Select the lines below containing the word "zoom".
+-------+
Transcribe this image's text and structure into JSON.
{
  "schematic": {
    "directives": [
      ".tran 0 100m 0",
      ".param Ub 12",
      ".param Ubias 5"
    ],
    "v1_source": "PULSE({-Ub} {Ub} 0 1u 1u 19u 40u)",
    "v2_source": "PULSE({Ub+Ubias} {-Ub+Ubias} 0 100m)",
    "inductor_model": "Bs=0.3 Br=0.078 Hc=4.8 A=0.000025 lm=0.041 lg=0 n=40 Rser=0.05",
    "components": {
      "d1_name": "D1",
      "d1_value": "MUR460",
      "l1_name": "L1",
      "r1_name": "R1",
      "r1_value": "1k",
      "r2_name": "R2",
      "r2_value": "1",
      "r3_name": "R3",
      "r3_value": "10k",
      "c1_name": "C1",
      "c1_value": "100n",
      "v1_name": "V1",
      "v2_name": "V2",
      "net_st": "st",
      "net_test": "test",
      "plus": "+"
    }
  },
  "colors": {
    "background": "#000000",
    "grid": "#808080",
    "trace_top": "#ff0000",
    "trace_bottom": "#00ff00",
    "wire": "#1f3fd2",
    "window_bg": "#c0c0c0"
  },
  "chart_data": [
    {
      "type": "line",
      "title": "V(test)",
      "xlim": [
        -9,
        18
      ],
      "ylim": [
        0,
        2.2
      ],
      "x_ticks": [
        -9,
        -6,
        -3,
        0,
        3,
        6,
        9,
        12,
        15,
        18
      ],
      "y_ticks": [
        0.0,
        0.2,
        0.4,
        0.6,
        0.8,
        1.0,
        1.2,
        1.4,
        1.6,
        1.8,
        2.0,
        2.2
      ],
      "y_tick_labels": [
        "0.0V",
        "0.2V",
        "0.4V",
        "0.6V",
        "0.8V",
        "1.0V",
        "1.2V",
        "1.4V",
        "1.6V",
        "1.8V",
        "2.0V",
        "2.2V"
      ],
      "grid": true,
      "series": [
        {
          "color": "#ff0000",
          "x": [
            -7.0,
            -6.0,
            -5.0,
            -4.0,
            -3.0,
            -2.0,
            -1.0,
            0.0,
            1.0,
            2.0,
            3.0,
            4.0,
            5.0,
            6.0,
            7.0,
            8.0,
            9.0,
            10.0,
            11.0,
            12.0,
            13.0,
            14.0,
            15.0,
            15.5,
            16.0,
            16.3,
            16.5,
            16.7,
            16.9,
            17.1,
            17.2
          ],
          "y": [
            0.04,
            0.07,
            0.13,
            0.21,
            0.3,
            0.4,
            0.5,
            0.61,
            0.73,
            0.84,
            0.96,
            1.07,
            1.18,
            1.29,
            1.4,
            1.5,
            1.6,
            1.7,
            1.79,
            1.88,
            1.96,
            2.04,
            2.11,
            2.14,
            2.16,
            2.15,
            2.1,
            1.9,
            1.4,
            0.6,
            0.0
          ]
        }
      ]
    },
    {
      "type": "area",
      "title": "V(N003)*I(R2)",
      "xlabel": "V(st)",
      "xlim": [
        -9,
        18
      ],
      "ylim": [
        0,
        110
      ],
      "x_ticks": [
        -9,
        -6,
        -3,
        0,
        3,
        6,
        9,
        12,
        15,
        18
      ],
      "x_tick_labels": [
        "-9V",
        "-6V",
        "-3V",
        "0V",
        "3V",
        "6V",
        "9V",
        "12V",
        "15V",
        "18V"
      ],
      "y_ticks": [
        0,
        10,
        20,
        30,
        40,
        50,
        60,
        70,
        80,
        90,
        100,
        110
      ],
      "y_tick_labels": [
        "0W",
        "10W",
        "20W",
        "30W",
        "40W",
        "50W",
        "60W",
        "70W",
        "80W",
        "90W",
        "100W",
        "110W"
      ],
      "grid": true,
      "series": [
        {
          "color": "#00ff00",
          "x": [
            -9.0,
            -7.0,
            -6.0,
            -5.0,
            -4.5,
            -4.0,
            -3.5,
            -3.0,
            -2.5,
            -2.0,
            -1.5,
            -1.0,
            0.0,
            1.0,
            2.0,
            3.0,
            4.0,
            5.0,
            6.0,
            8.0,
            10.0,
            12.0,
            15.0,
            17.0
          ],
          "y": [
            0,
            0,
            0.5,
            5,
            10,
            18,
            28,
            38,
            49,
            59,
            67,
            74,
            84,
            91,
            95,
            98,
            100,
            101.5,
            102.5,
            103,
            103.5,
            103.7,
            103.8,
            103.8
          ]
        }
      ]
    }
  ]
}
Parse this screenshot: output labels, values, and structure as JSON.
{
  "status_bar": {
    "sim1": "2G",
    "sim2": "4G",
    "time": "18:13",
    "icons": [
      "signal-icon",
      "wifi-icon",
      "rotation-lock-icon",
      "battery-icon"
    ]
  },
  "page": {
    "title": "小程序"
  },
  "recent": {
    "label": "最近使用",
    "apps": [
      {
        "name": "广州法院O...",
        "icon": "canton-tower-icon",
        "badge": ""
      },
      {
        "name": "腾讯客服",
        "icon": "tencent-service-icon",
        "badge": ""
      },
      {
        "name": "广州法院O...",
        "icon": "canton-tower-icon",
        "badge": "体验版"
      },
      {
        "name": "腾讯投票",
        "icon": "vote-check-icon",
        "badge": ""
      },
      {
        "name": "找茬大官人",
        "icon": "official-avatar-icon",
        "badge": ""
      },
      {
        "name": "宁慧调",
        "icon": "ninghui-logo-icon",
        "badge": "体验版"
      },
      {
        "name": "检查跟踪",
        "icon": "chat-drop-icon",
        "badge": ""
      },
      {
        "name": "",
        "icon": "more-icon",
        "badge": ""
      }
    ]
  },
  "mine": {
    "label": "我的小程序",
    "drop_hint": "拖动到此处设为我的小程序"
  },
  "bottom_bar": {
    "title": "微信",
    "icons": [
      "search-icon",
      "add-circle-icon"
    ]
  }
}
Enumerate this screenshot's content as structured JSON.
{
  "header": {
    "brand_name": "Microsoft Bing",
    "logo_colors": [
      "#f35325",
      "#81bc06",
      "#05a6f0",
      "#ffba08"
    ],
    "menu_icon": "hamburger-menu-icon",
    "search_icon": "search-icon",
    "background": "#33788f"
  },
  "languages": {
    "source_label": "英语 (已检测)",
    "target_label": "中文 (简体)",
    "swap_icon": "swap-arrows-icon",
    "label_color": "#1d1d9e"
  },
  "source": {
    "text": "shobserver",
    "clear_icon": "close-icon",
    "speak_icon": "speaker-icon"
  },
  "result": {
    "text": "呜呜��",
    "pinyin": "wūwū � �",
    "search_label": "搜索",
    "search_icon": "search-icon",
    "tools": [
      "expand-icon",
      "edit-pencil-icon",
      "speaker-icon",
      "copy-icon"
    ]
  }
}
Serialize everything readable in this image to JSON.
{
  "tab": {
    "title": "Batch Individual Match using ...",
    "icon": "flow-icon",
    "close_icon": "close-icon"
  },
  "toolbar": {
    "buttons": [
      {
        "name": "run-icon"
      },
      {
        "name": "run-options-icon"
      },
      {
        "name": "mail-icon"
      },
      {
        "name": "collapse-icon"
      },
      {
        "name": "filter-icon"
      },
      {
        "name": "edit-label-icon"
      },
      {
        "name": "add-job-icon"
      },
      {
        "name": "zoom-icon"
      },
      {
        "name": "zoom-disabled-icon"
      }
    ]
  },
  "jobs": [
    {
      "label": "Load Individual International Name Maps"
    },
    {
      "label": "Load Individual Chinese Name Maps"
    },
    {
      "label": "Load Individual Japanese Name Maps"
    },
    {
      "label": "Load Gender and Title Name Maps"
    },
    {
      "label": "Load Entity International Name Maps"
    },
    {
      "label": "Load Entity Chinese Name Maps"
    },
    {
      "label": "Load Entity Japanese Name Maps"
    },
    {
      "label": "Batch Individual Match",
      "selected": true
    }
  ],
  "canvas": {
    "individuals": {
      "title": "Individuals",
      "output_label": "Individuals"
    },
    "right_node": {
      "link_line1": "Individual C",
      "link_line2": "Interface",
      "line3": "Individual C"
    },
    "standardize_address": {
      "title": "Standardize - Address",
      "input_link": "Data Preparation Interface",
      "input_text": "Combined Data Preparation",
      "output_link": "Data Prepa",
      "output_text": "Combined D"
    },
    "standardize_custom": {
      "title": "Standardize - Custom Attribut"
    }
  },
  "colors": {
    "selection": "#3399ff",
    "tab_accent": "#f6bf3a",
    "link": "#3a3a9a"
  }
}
+-------+
## Completed exercise
        "name": "zoom-icon"
        "name": "zoom-disabled-icon"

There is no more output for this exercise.